▶ _RECORDS SUPPLIED_
--- START ---
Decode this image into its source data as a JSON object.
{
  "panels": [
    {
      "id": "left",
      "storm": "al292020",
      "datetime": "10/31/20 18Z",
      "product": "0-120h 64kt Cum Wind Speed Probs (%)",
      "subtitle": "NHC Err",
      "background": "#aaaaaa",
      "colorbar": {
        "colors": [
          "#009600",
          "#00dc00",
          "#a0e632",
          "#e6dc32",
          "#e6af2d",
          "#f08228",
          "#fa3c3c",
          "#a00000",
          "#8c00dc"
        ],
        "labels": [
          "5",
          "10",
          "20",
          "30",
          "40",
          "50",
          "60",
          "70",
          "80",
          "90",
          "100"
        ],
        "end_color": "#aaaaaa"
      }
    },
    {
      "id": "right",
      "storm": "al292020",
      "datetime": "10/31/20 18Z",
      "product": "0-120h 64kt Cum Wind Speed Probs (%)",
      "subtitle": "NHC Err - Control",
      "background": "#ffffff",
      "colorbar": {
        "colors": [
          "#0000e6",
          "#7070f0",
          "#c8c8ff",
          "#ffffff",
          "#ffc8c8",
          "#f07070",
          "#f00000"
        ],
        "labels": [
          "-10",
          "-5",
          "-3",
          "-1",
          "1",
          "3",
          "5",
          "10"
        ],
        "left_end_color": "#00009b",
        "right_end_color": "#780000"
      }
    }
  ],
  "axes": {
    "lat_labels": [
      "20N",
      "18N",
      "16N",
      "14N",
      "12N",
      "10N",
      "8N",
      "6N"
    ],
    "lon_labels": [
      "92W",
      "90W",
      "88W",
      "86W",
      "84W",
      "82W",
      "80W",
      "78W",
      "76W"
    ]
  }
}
--- END ---
▶ _WORK TO DO_
In the entries above, find each line with the word "subtitle" and show it.

▶ _RESULT OF THE TASK_
      "subtitle": "NHC Err",
      "subtitle": "NHC Err - Control",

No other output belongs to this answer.